Rows from a data source

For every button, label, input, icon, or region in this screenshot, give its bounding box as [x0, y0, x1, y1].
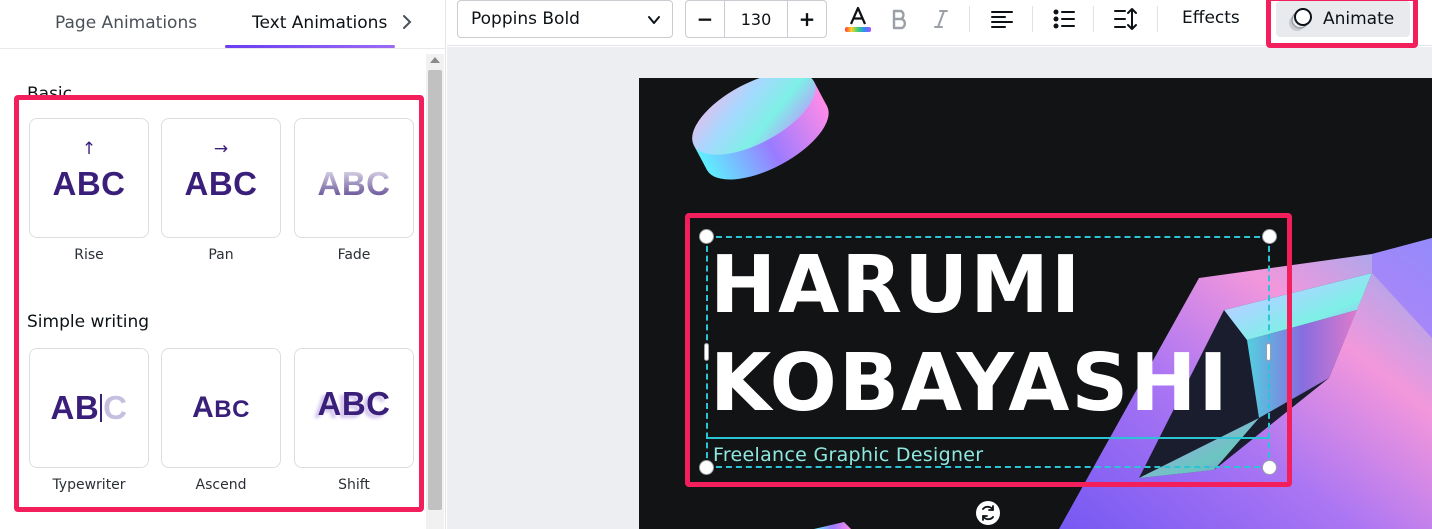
- chevron-down-icon: [648, 16, 660, 24]
- text-toolbar: Poppins Bold − 130 + Effects Animate: [447, 0, 1432, 46]
- animation-card-ascend[interactable]: ABC: [161, 348, 281, 468]
- section-title-basic: Basic: [27, 84, 73, 104]
- preview-text: ABC: [317, 165, 391, 202]
- resize-handle-bottom-right[interactable]: [1262, 460, 1277, 475]
- toolbar-divider: [969, 6, 970, 32]
- animation-card-shift[interactable]: ABC ABC: [294, 348, 414, 468]
- font-size-input[interactable]: 130: [724, 1, 788, 37]
- preview-large: A: [192, 391, 215, 424]
- resize-handle-top-right[interactable]: [1262, 229, 1277, 244]
- align-left-icon[interactable]: [989, 4, 1015, 34]
- line-spacing-icon[interactable]: [1113, 4, 1139, 34]
- resize-handle-right[interactable]: [1266, 343, 1271, 361]
- font-size-stepper: − 130 +: [685, 0, 827, 38]
- animations-panel: Page Animations Text Animations Basic ↑ …: [0, 0, 446, 529]
- preview-text: ABC ABC: [314, 385, 391, 425]
- text-color-icon[interactable]: [843, 4, 873, 34]
- animation-label-shift: Shift: [338, 477, 370, 493]
- preview-typed: AB: [50, 389, 100, 426]
- animation-label-pan: Pan: [208, 247, 234, 263]
- font-family-dropdown[interactable]: Poppins Bold: [457, 0, 673, 38]
- preview-ghost: C: [103, 389, 128, 426]
- italic-icon[interactable]: [929, 4, 953, 34]
- bold-icon[interactable]: [887, 4, 913, 34]
- toolbar-divider: [1157, 6, 1158, 32]
- arrow-right-icon: →: [213, 139, 229, 159]
- animation-card-pan[interactable]: → ABC: [161, 118, 281, 238]
- tab-text-animations[interactable]: Text Animations: [252, 12, 387, 34]
- preview-text: ABC: [50, 389, 127, 427]
- font-family-value: Poppins Bold: [471, 9, 580, 29]
- list-icon[interactable]: [1051, 4, 1077, 34]
- increase-font-size-button[interactable]: +: [788, 1, 826, 37]
- preview-text: ABC: [184, 165, 258, 202]
- preview-small: BC: [214, 396, 250, 423]
- animation-label-typewriter: Typewriter: [52, 477, 126, 493]
- preview-main: ABC: [317, 385, 391, 422]
- chevron-right-icon[interactable]: [398, 8, 418, 36]
- design-name-line-2[interactable]: KOBAYASHI: [710, 344, 1230, 423]
- animation-card-fade[interactable]: ABC: [294, 118, 414, 238]
- toolbar-divider: [1032, 6, 1033, 32]
- toolbar-divider: [1093, 6, 1094, 32]
- rotate-icon[interactable]: [976, 501, 1000, 525]
- effects-button[interactable]: Effects: [1182, 8, 1240, 28]
- resize-handle-bottom-left[interactable]: [699, 460, 714, 475]
- animation-card-typewriter[interactable]: AB C: [29, 348, 149, 468]
- design-canvas[interactable]: HARUMI KOBAYASHI Freelance Graphic Desig…: [639, 78, 1432, 529]
- scroll-up-arrow-icon[interactable]: [430, 57, 440, 63]
- section-title-simple-writing: Simple writing: [27, 312, 150, 332]
- tabs-divider: [0, 48, 445, 49]
- animate-label: Animate: [1323, 9, 1395, 29]
- design-subtitle[interactable]: Freelance Graphic Designer: [713, 444, 983, 466]
- animation-label-rise: Rise: [74, 247, 104, 263]
- animate-icon: [1289, 8, 1312, 31]
- animation-label-ascend: Ascend: [195, 477, 247, 493]
- design-name-line-1[interactable]: HARUMI: [710, 246, 1082, 325]
- animation-card-rise[interactable]: ↑ ABC: [29, 118, 149, 238]
- arrow-up-icon: ↑: [81, 139, 97, 159]
- animate-button[interactable]: Animate: [1276, 1, 1410, 37]
- tab-page-animations[interactable]: Page Animations: [55, 12, 197, 34]
- resize-handle-top-left[interactable]: [699, 229, 714, 244]
- decrease-font-size-button[interactable]: −: [686, 1, 724, 37]
- animation-label-fade: Fade: [337, 247, 371, 263]
- preview-text: ABC: [192, 391, 250, 425]
- resize-handle-left[interactable]: [704, 343, 709, 361]
- text-cursor: [100, 394, 103, 422]
- panel-scrollbar-thumb[interactable]: [428, 70, 442, 510]
- preview-text: ABC: [52, 165, 126, 202]
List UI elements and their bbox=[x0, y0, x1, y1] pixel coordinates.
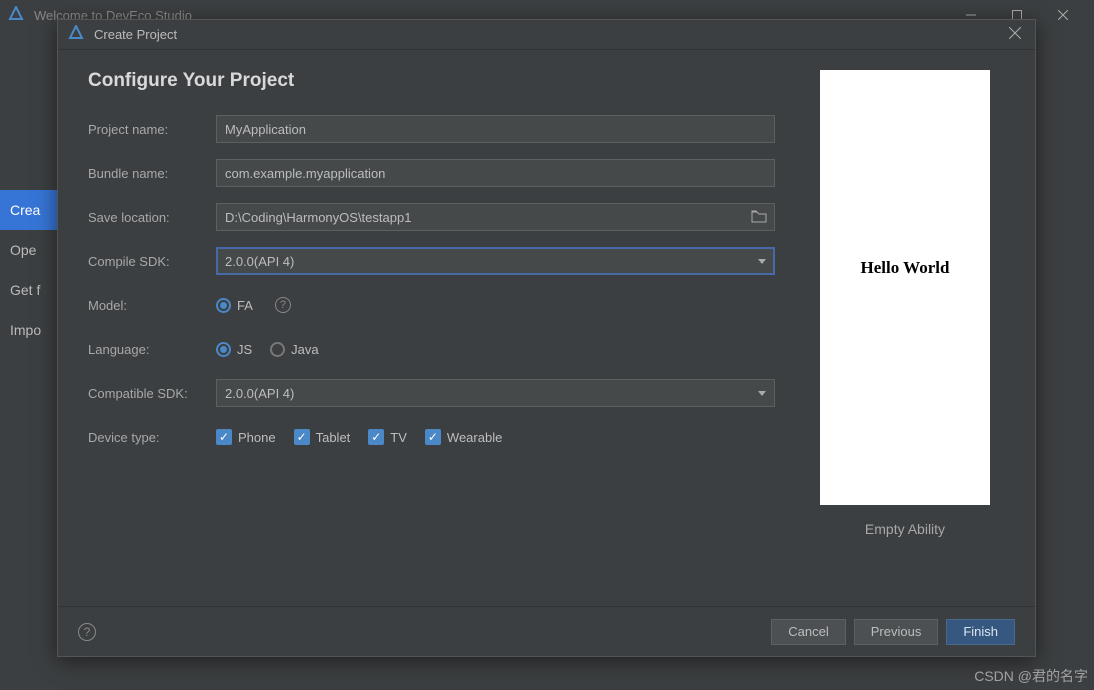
model-radio-fa[interactable]: FA bbox=[216, 298, 253, 313]
dialog-logo-icon bbox=[68, 25, 84, 44]
compatible-sdk-select[interactable]: 2.0.0(API 4) bbox=[216, 379, 775, 407]
create-project-dialog: Create Project Configure Your Project Pr… bbox=[57, 19, 1036, 657]
preview-pane: Hello World bbox=[820, 70, 990, 505]
label-bundle-name: Bundle name: bbox=[88, 166, 216, 181]
dropdown-icon bbox=[758, 391, 766, 396]
compile-sdk-value: 2.0.0(API 4) bbox=[225, 254, 294, 269]
sidebar-item-import[interactable]: Impo bbox=[0, 310, 60, 350]
preview-template-label: Empty Ability bbox=[865, 521, 945, 537]
dialog-close-icon[interactable] bbox=[1005, 23, 1025, 46]
compatible-sdk-value: 2.0.0(API 4) bbox=[225, 386, 294, 401]
device-check-wearable[interactable]: ✓ Wearable bbox=[425, 429, 502, 445]
dialog-title-text: Create Project bbox=[94, 27, 177, 42]
radio-on-icon bbox=[216, 298, 231, 313]
radio-off-icon bbox=[270, 342, 285, 357]
sidebar-item-open[interactable]: Ope bbox=[0, 230, 60, 270]
dialog-titlebar: Create Project bbox=[58, 20, 1035, 50]
cancel-button[interactable]: Cancel bbox=[771, 619, 845, 645]
checkbox-checked-icon: ✓ bbox=[368, 429, 384, 445]
welcome-sidebar: Crea Ope Get f Impo bbox=[0, 190, 60, 350]
device-check-tablet[interactable]: ✓ Tablet bbox=[294, 429, 351, 445]
label-compile-sdk: Compile SDK: bbox=[88, 254, 216, 269]
bundle-name-input[interactable] bbox=[216, 159, 775, 187]
preview-text: Hello World bbox=[861, 258, 950, 278]
project-name-input[interactable] bbox=[216, 115, 775, 143]
model-fa-label: FA bbox=[237, 298, 253, 313]
radio-on-icon bbox=[216, 342, 231, 357]
sidebar-item-create[interactable]: Crea bbox=[0, 190, 60, 230]
app-logo-icon bbox=[8, 6, 24, 25]
dialog-heading: Configure Your Project bbox=[88, 70, 775, 92]
sidebar-item-get[interactable]: Get f bbox=[0, 270, 60, 310]
browse-folder-icon[interactable] bbox=[751, 209, 767, 228]
language-radio-java[interactable]: Java bbox=[270, 342, 318, 357]
checkbox-checked-icon: ✓ bbox=[294, 429, 310, 445]
label-model: Model: bbox=[88, 298, 216, 313]
dialog-footer: ? Cancel Previous Finish bbox=[58, 606, 1035, 656]
finish-button[interactable]: Finish bbox=[946, 619, 1015, 645]
language-radio-js[interactable]: JS bbox=[216, 342, 252, 357]
label-language: Language: bbox=[88, 342, 216, 357]
label-save-location: Save location: bbox=[88, 210, 216, 225]
label-project-name: Project name: bbox=[88, 122, 216, 137]
device-check-tv[interactable]: ✓ TV bbox=[368, 429, 407, 445]
language-java-label: Java bbox=[291, 342, 318, 357]
close-button[interactable] bbox=[1040, 0, 1086, 30]
label-compatible-sdk: Compatible SDK: bbox=[88, 386, 216, 401]
compile-sdk-select[interactable]: 2.0.0(API 4) bbox=[216, 247, 775, 275]
previous-button[interactable]: Previous bbox=[854, 619, 939, 645]
checkbox-checked-icon: ✓ bbox=[425, 429, 441, 445]
device-check-phone[interactable]: ✓ Phone bbox=[216, 429, 276, 445]
preview-column: Hello World Empty Ability bbox=[805, 70, 1005, 596]
save-location-input[interactable] bbox=[216, 203, 775, 231]
language-js-label: JS bbox=[237, 342, 252, 357]
label-device-type: Device type: bbox=[88, 430, 216, 445]
dropdown-icon bbox=[758, 259, 766, 264]
model-help-icon[interactable]: ? bbox=[275, 297, 291, 313]
footer-help-icon[interactable]: ? bbox=[78, 623, 96, 641]
watermark-text: CSDN @君的名字 bbox=[974, 666, 1088, 686]
checkbox-checked-icon: ✓ bbox=[216, 429, 232, 445]
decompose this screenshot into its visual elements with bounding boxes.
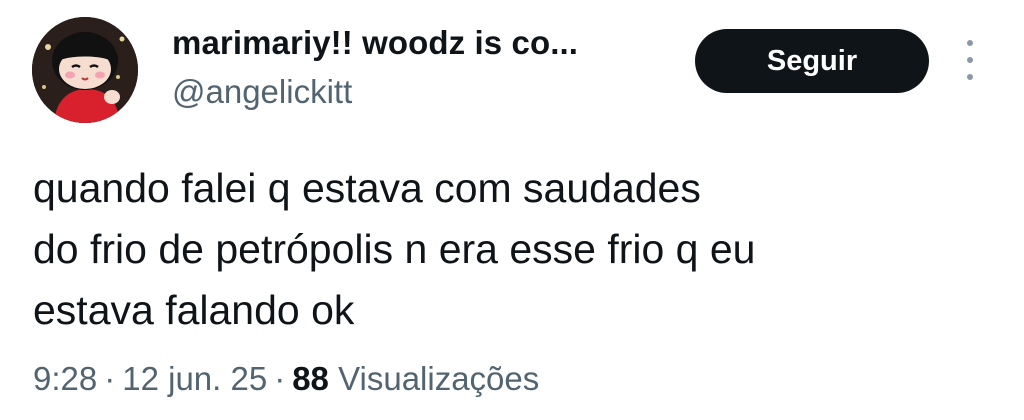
separator: ·	[274, 360, 286, 397]
views-count: 88	[292, 360, 329, 397]
author-display-name[interactable]: marimariy!! woodz is co...	[172, 24, 578, 62]
tweet-text-line: estava falando ok	[33, 287, 355, 333]
separator: ·	[104, 360, 116, 397]
tweet-date[interactable]: 12 jun. 25	[122, 360, 267, 397]
tweet-card: marimariy!! woodz is co... @angelickitt …	[0, 0, 1024, 420]
dot	[967, 74, 973, 80]
author-handle[interactable]: @angelickitt	[172, 73, 352, 111]
cartoon-doll-avatar-icon	[32, 17, 138, 123]
dot	[967, 57, 973, 63]
tweet-time[interactable]: 9:28	[33, 360, 97, 397]
tweet-text-line: do frio de petrópolis n era esse frio q …	[33, 226, 756, 272]
dot	[967, 40, 973, 46]
follow-button[interactable]: Seguir	[695, 29, 929, 93]
tweet-text: quando falei q estava com saudades do fr…	[33, 158, 933, 341]
views-label: Visualizações	[338, 360, 540, 397]
tweet-meta: 9:28 · 12 jun. 25 · 88 Visualizações	[33, 360, 539, 398]
user-avatar[interactable]	[32, 17, 138, 123]
tweet-text-line: quando falei q estava com saudades	[33, 165, 701, 211]
vertical-dots-icon[interactable]	[958, 40, 982, 80]
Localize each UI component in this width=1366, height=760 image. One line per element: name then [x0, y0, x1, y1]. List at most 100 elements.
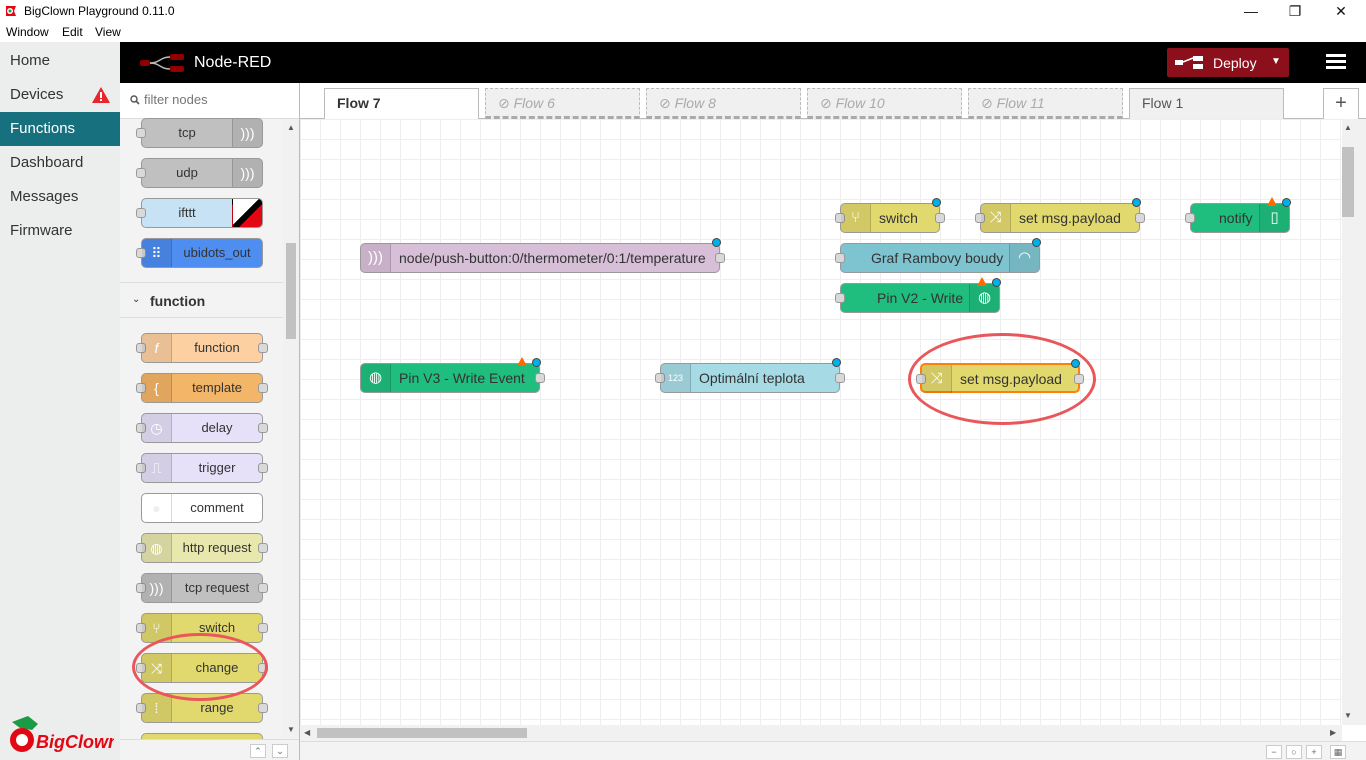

PROBLEM
Give every line from the line containing "360, 286, 397]" through the end of the rows as a JSON list of strings, one string per line, with blank lines and pictures left out.

RESPONSE BELOW
[
  "separator: ·\t[274, 360, 286, 397]",
  "views-count: 88\t[292, 360, 329, 397]",
  "author-display-name[interactable]: marimariy!! woodz is co...\t[172, 24, 578, 62]",
  "tweet-text-line: estava falando ok\t[33, 287, 355, 333]",
  "separator: ·\t[104, 360, 116, 397]",
  "tweet-date[interactable]: 12 jun. 25\t[122, 360, 267, 397]",
  "tweet-card: marimariy!! woodz is co... @angelickitt …\t[0, 0, 1024, 420]",
  "dot\t[967, 74, 973, 80]",
  "author-handle[interactable]: @angelickitt\t[172, 73, 352, 111]",
  "cartoon-doll-avatar-icon\t[32, 17, 138, 123]",
  "dot\t[967, 57, 973, 63]",
  "tweet-time[interactable]: 9:28\t[33, 360, 97, 397]",
  "tweet-text-line: do frio de petrópolis n era esse frio q …\t[33, 226, 756, 272]",
  "dot\t[967, 40, 973, 46]",
  "follow-button[interactable]: Seguir\t[695, 29, 929, 93]",
  "tweet-text: quando falei q estava com saudades do fr…\t[33, 158, 933, 341]",
  "views-label: Visualizações\t[338, 360, 540, 397]",
  "tweet-meta: 9:28 · 12 jun. 25 · 88 Visualizações\t[33, 360, 539, 398]",
  "user-avatar[interactable]\t[32, 17, 138, 123]",
  "tweet-text-line: quando falei q estava com saudades\t[33, 165, 701, 211]",
  "vertical-dots-icon[interactable]\t[958, 40, 982, 80]",
  "Localize each UI component in this width=1366, height=760 image. One line per element: name then [x0, y0, x1, y1]. List at most 100 elements."
]